** Opening Given text block **

I was not surprised to read a rejoinder from Fidelis Nwakwesili, Press Secretary to the docile Speaker of Anambra State house of Assembly to the masterful critique written by Dr Owen Ozue and published on 247ureports.com ; ‘Before Anambra State House of Assembly returns from South Africa’ in January.. That the rejoinder came nearly a month after bespeaks the message that Dr Ozue, a well known media analyst and commentator; a household name to all who follow the written and spoken words in newspapers, on the internet and in television houses strongly, but politely passed on in his beautiful piece.
But Nwakwesili says he is faceless and I am not surprised that Dr Ozue considers it beneath his current preoccupation to further respond. Ozue has of late softened on national and international issues that gave him prominence to concentrate on critical writing to enthrone governance in the South East of Nigeria. ‘If I write again people will confuse me for apolitician,when I have made my point and moved on ‘ he told me emphatically when I drew his attention to the rejoinder that entertained us in his Nnewi office for its nuisance value. ‘When we get it right on free and fair elections such reminders wont come, because they will murder the principal politically’
Ozue has lived of 17 years in Nnewi town and I have known him for 11 of those years. That knowledge was enough for me to conclude that he was not going to pay another attention to that rejoinder, even when he acknowledged the flaws and the falsehoods therein. He might well be right. In between the article and the windy rejoinder, the House of Assembly through Hon Polly Onyeka, had at least attempted to address a few of the core issues raised by Ozue, without acknowledging him.
The burden of rebutting the lies and ‘mis-thoughts’ of Mr Nwakwesili, paid with Anambra State funds to defend the indefensible then fell on me. But the rat race and if you like procrastination took over, until I was gain inspired ,reminded and jolted into action by another recently public article by Ozue-; ‘INEC’s fast lane to Utopia’.
There are at least three reasons why I owe it as a duty to the general public, particularly Anambra State to refute the lies and straighten the records polluted by Speaker Nwaebili’s response through Nwakwesili.

** Closing Given text block **

▶ _Prompt 1_
Name every person the commentary on the Anambra State House of Assembly rejoinder mentions by name.
▶ _Prompt 2_
Carry on the commentary on the Anambra State House of Assembly rejoinder, starting after its last sentence.
The rows have nothing to do with the commentary on the Anambra State House of Assembly rejoinder.

** Opening Entries provided block **

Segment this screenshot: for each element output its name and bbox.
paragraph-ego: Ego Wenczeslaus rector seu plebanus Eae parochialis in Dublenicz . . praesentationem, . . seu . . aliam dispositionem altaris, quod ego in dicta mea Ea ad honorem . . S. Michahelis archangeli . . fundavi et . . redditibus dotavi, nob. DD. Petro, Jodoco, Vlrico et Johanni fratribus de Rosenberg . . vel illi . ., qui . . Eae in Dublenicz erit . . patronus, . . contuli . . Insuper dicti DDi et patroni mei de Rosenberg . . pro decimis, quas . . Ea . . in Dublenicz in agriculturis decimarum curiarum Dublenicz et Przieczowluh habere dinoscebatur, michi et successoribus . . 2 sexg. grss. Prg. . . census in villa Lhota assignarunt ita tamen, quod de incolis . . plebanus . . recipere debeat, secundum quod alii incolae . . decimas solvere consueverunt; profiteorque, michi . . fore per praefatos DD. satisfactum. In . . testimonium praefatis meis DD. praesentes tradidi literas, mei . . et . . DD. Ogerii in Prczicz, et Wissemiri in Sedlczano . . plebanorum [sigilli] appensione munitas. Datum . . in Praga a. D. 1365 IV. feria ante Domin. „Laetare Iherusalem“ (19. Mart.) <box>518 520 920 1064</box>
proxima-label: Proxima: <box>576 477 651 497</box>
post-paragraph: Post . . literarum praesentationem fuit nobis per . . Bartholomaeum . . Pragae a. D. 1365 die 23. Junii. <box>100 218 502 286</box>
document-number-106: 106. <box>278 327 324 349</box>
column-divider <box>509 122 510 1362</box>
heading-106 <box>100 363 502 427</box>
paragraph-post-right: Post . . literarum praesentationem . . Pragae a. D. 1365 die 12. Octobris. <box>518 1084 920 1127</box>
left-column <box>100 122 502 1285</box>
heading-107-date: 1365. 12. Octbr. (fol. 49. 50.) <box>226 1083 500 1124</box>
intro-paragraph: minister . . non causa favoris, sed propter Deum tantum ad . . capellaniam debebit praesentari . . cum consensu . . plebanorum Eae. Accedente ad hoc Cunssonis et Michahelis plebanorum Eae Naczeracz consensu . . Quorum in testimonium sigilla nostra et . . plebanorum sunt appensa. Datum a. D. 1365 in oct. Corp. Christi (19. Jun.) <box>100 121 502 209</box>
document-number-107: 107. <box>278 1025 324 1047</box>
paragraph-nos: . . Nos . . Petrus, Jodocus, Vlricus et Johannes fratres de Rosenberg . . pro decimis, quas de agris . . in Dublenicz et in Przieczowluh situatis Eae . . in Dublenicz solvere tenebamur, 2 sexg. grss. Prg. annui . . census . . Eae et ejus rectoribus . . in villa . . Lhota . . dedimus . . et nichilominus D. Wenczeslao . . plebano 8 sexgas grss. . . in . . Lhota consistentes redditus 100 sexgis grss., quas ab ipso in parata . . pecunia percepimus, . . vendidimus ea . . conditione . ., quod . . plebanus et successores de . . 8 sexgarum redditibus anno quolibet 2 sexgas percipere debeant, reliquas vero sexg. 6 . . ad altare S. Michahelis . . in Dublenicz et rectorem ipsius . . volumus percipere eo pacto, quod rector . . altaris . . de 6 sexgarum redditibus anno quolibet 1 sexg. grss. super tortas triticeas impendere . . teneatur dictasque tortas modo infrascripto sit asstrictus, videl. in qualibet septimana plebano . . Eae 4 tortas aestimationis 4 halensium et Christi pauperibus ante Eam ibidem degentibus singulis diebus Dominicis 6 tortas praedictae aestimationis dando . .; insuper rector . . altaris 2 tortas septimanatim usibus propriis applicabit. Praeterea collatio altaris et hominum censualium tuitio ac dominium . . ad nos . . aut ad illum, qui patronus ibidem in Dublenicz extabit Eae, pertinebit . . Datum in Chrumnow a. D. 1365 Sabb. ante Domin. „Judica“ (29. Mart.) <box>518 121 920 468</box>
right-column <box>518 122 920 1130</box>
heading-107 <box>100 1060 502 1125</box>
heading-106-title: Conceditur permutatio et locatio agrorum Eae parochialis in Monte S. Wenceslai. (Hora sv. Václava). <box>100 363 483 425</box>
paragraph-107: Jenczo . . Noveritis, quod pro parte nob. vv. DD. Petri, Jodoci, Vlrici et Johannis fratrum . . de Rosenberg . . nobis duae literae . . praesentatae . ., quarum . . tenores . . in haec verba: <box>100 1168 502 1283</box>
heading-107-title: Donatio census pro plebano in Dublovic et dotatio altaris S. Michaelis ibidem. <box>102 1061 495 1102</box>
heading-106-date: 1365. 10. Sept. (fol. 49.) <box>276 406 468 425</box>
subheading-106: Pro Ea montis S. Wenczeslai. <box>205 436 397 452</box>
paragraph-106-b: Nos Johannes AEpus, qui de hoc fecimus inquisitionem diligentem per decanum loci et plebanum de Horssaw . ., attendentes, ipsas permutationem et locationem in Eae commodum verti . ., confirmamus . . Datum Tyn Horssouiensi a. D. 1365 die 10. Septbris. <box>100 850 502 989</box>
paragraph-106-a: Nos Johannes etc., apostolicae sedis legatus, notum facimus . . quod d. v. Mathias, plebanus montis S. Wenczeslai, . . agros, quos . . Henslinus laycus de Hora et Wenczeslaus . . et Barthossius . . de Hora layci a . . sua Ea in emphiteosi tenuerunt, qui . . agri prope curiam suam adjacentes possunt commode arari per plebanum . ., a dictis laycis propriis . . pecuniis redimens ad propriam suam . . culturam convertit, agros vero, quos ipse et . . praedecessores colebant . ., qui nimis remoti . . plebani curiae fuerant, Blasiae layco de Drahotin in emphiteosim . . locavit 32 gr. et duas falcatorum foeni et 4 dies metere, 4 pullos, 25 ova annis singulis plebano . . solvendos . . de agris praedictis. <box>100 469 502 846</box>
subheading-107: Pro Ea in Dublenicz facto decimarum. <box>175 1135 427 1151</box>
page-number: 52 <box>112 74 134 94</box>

** Closing Entries provided block **

▶ _Response area 1_
Fidelis Nwakwesili, Dr Owen Ozue, Hon Polly Onyeka, Speaker Nwaebili

▶ _Response area 2_
. First my non-governmental organisation Anambra Integrated Rights (AIR) was the one who drew Dr Owen’s esteemed attention to the facts that led to his expressive article, following our visit to Amansea to get a first hand feel of the locus inquo in the crime committed against humanity by those suspected to be state operators; where conservatively over 50 bodies were seen floating on the Ezu River .Shortly after that visit we went to the House of Assembly and were told that the house was on break. We repeated one week after and the situation had not changed and so we started asking questions to led us to shocking details, most of which have not been touched by Ozue, a writer with decent language.
Second, If those statements by Nwakwesili are not responded to and clarified, members of the public would think that they are true and it will mislead our understanding of issues
Thirdly, we owe it as a duty to encourage those who stand up for the truth with all its attendant sacrifices, in a region (South East) where people just whine or take isolated action against individuals, but no collegiate action against ailing institutions, which has a toll on the performance of those in authority.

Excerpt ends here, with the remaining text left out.